GIVEN TASK: Determine which lines of the records include the word "Sequential", and copy them.
### DATASET EXCERPTS
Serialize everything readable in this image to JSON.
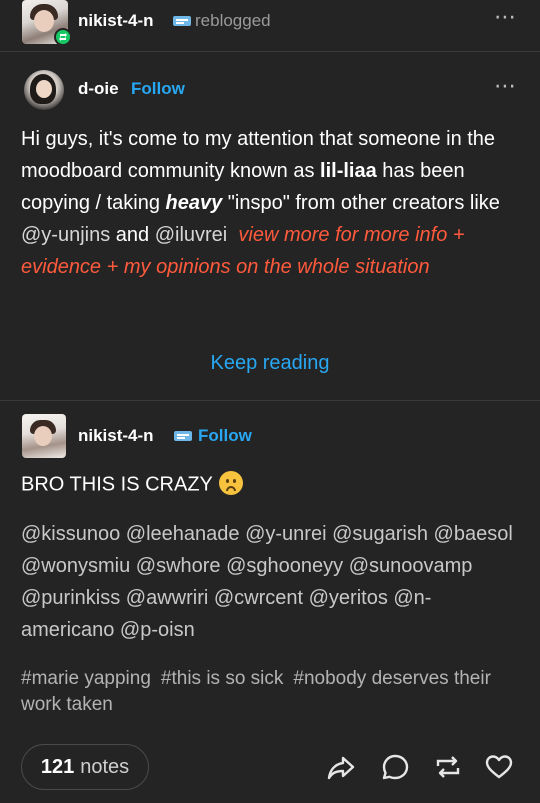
{
  "header": {
    "username": "nikist-4-n",
    "action": "reblogged",
    "more_icon": "⋯"
  },
  "original_post": {
    "username": "d-oie",
    "follow": "Follow",
    "more_icon": "⋯",
    "text": {
      "p1": "Hi guys, it's come to my attention that someone in the moodboard community known as ",
      "bold_name": "lil-liaa",
      "p2": " has been copying / taking ",
      "heavy": "heavy",
      "p3": " \"inspo\" from other creators like ",
      "mention1": "@y-unjins",
      "p4": " and ",
      "mention2": "@iluvrei",
      "red": "view more for more info + evidence + my opinions on the whole situation"
    },
    "keep_reading": "Keep reading"
  },
  "reply": {
    "username": "nikist-4-n",
    "follow": "Follow",
    "text": "BRO THIS IS CRAZY",
    "mentions": "@kissunoo @leehanade @y-unrei @sugarish @baesol @wonysmiu @swhore @sghooneyy @sunoovamp @purinkiss @awwriri @cwrcent @yeritos @n-americano @p-oisn",
    "tags": [
      "#marie yapping",
      "#this is so sick",
      "#nobody deserves their work taken"
    ]
  },
  "footer": {
    "notes_count": "121",
    "notes_label": "notes"
  },
  "colors": {
    "background": "#242424",
    "link_blue": "#28a7f2",
    "red_text": "#ff5a3c",
    "reblog_green": "#17c964"
  }
}
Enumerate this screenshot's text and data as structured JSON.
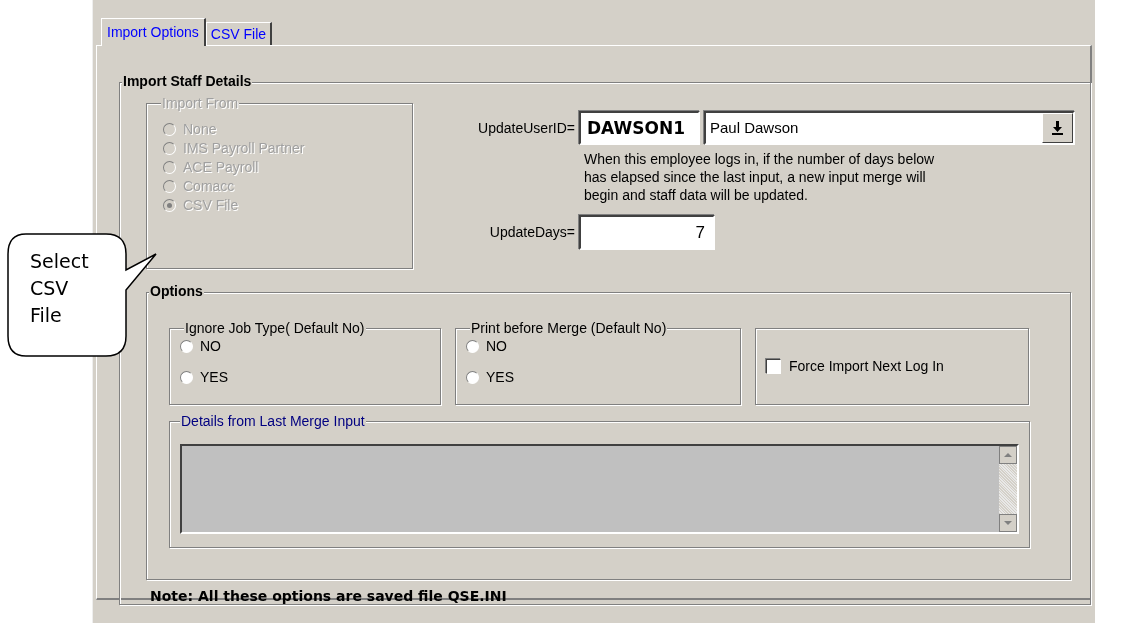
{
  "tabs": [
    {
      "label": "Import Options",
      "selected": true
    },
    {
      "label": "CSV File",
      "selected": false
    }
  ],
  "staff_group": {
    "title": "Import Staff Details",
    "import_from": {
      "title": "Import From",
      "disabled": true,
      "options": [
        {
          "label": "None",
          "selected": false
        },
        {
          "label": "IMS Payroll Partner",
          "selected": false
        },
        {
          "label": "ACE Payroll",
          "selected": false
        },
        {
          "label": "Comacc",
          "selected": false
        },
        {
          "label": "CSV File",
          "selected": true
        }
      ]
    },
    "update_user": {
      "label": "UpdateUserID=",
      "id": "DAWSON1",
      "name": "Paul Dawson"
    },
    "description": "When this employee logs in, if the number of days below has elapsed since the last input, a new input merge will begin and staff data will be updated.",
    "update_days": {
      "label": "UpdateDays=",
      "value": "7"
    }
  },
  "options_group": {
    "title": "Options",
    "ignore_job_type": {
      "title": "Ignore Job Type( Default No)",
      "options": [
        {
          "label": "NO",
          "selected": false
        },
        {
          "label": "YES",
          "selected": false
        }
      ]
    },
    "print_before_merge": {
      "title": "Print before Merge (Default No)",
      "options": [
        {
          "label": "NO",
          "selected": false
        },
        {
          "label": "YES",
          "selected": false
        }
      ]
    },
    "force_import": {
      "label": "Force Import Next Log In",
      "checked": false
    },
    "details": {
      "title": "Details from Last Merge Input"
    }
  },
  "note": "Note: All these options are saved file QSE.INI",
  "callout": "Select CSV File"
}
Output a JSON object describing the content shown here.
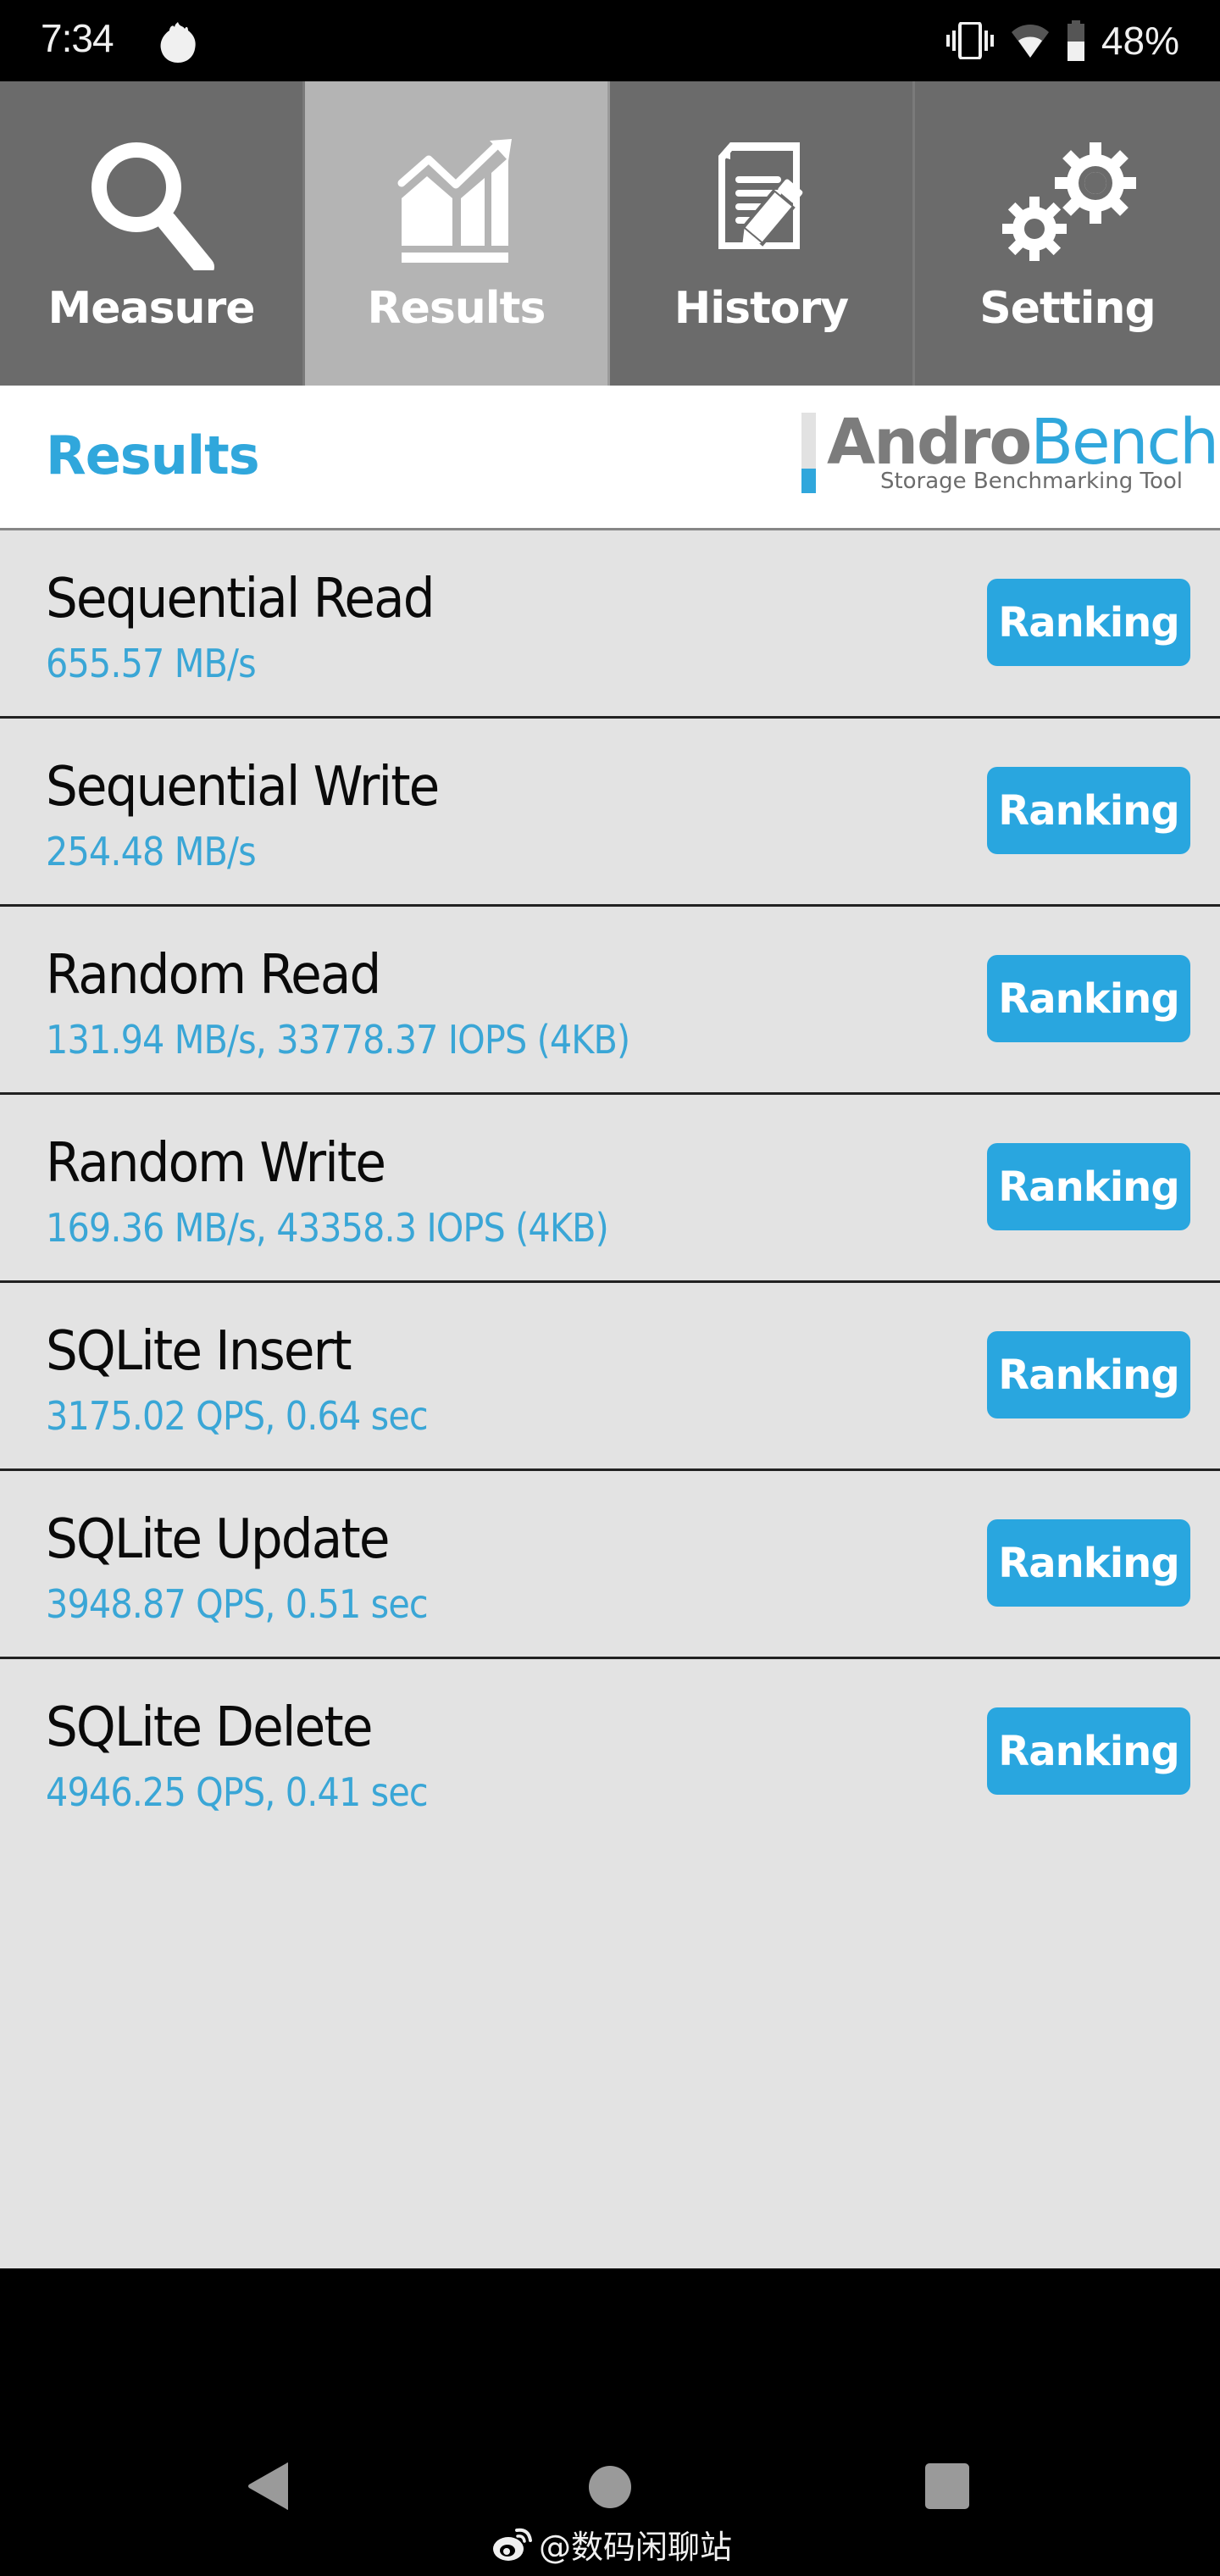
{
  "status_bar": {
    "time": "7:34",
    "battery_percent": "48%",
    "battery_level": 0.48,
    "icons": [
      "flame-icon",
      "vibrate-icon",
      "wifi-icon",
      "battery-icon"
    ]
  },
  "tabs": [
    {
      "label": "Measure",
      "icon": "search-icon",
      "active": false
    },
    {
      "label": "Results",
      "icon": "chart-icon",
      "active": true
    },
    {
      "label": "History",
      "icon": "document-edit-icon",
      "active": false
    },
    {
      "label": "Setting",
      "icon": "gears-icon",
      "active": false
    }
  ],
  "header": {
    "title": "Results",
    "logo": {
      "name_part1": "Andro",
      "name_part2": "Bench",
      "tagline": "Storage Benchmarking Tool"
    }
  },
  "results": [
    {
      "name": "Sequential Read",
      "value": "655.57 MB/s",
      "button": "Ranking"
    },
    {
      "name": "Sequential Write",
      "value": "254.48 MB/s",
      "button": "Ranking"
    },
    {
      "name": "Random Read",
      "value": "131.94 MB/s, 33778.37 IOPS (4KB)",
      "button": "Ranking"
    },
    {
      "name": "Random Write",
      "value": "169.36 MB/s, 43358.3 IOPS (4KB)",
      "button": "Ranking"
    },
    {
      "name": "SQLite Insert",
      "value": "3175.02 QPS, 0.64 sec",
      "button": "Ranking"
    },
    {
      "name": "SQLite Update",
      "value": "3948.87 QPS, 0.51 sec",
      "button": "Ranking"
    },
    {
      "name": "SQLite Delete",
      "value": "4946.25 QPS, 0.41 sec",
      "button": "Ranking"
    }
  ],
  "nav_bar": {
    "buttons": [
      "back",
      "home",
      "recents"
    ]
  },
  "watermark": "@数码闲聊站",
  "colors": {
    "accent": "#29a6df",
    "value_text": "#3aa6d6",
    "tab_inactive": "#6b6b6b",
    "tab_active": "#b4b4b4",
    "content_bg": "#e3e3e3"
  }
}
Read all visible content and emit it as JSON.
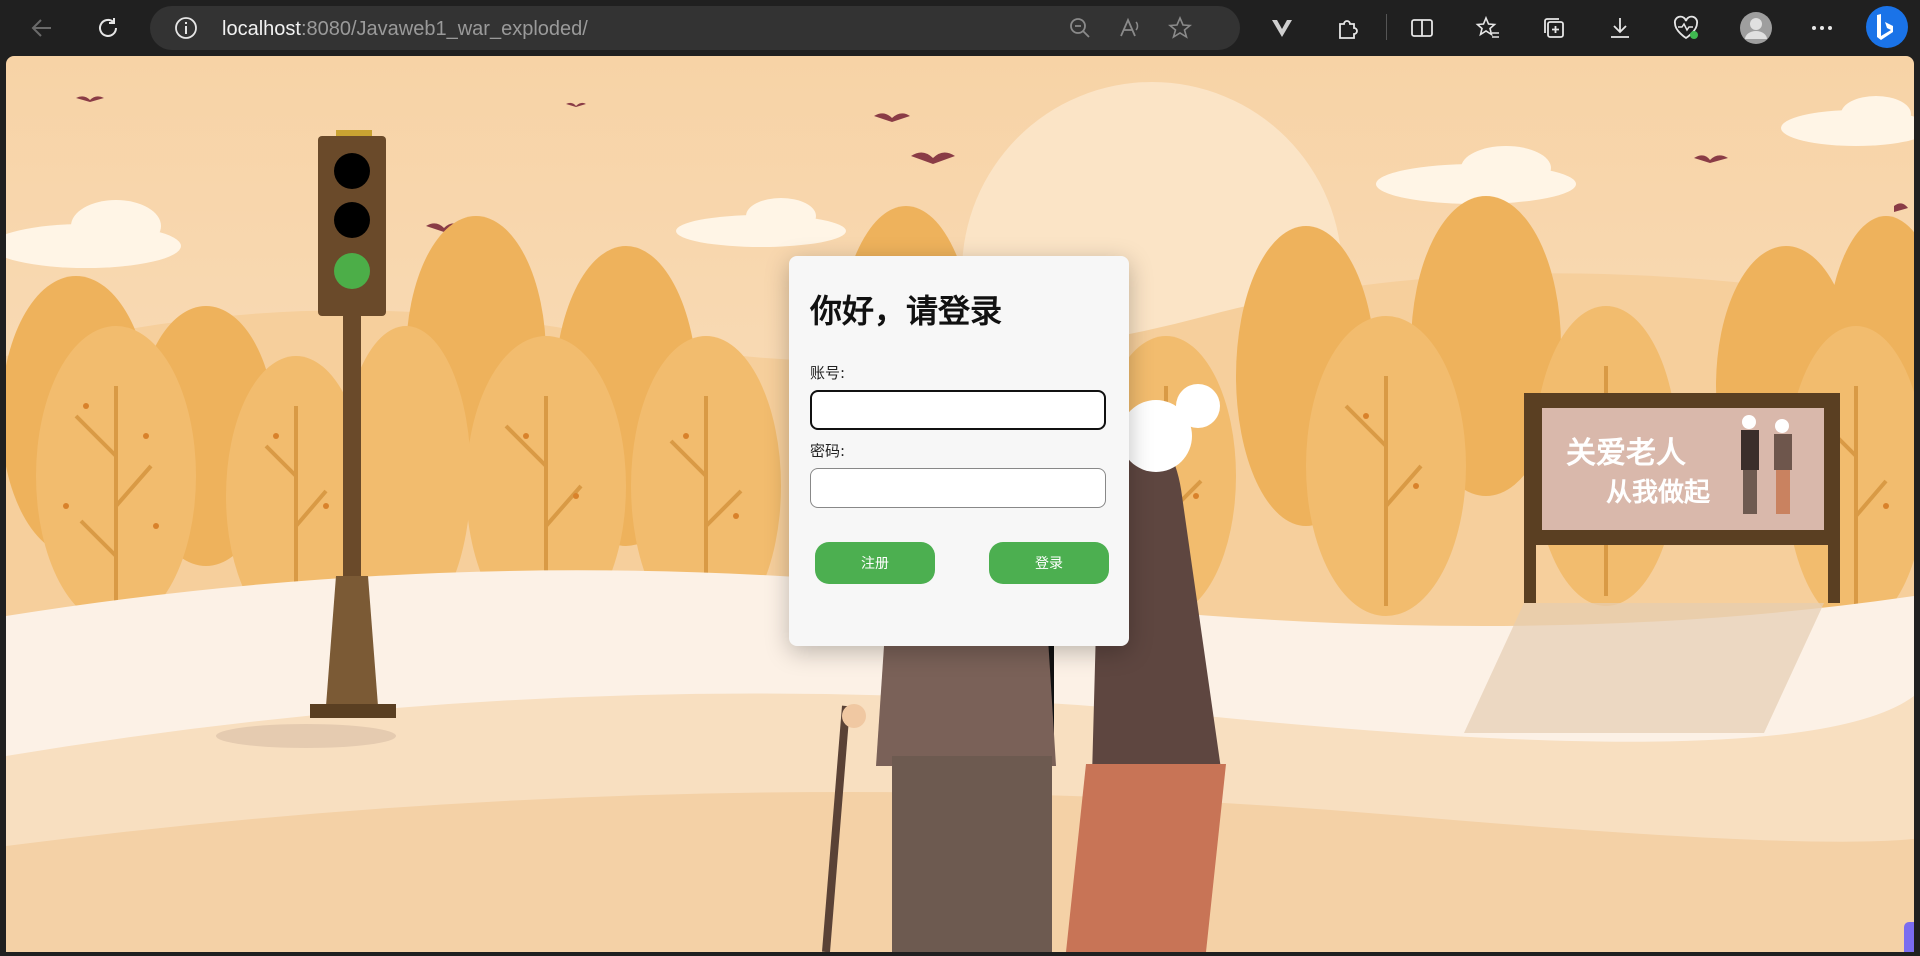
######
SOLUTION TO THIS TASK:
      "name": "Sequential Read",
      "name": "Sequential Write",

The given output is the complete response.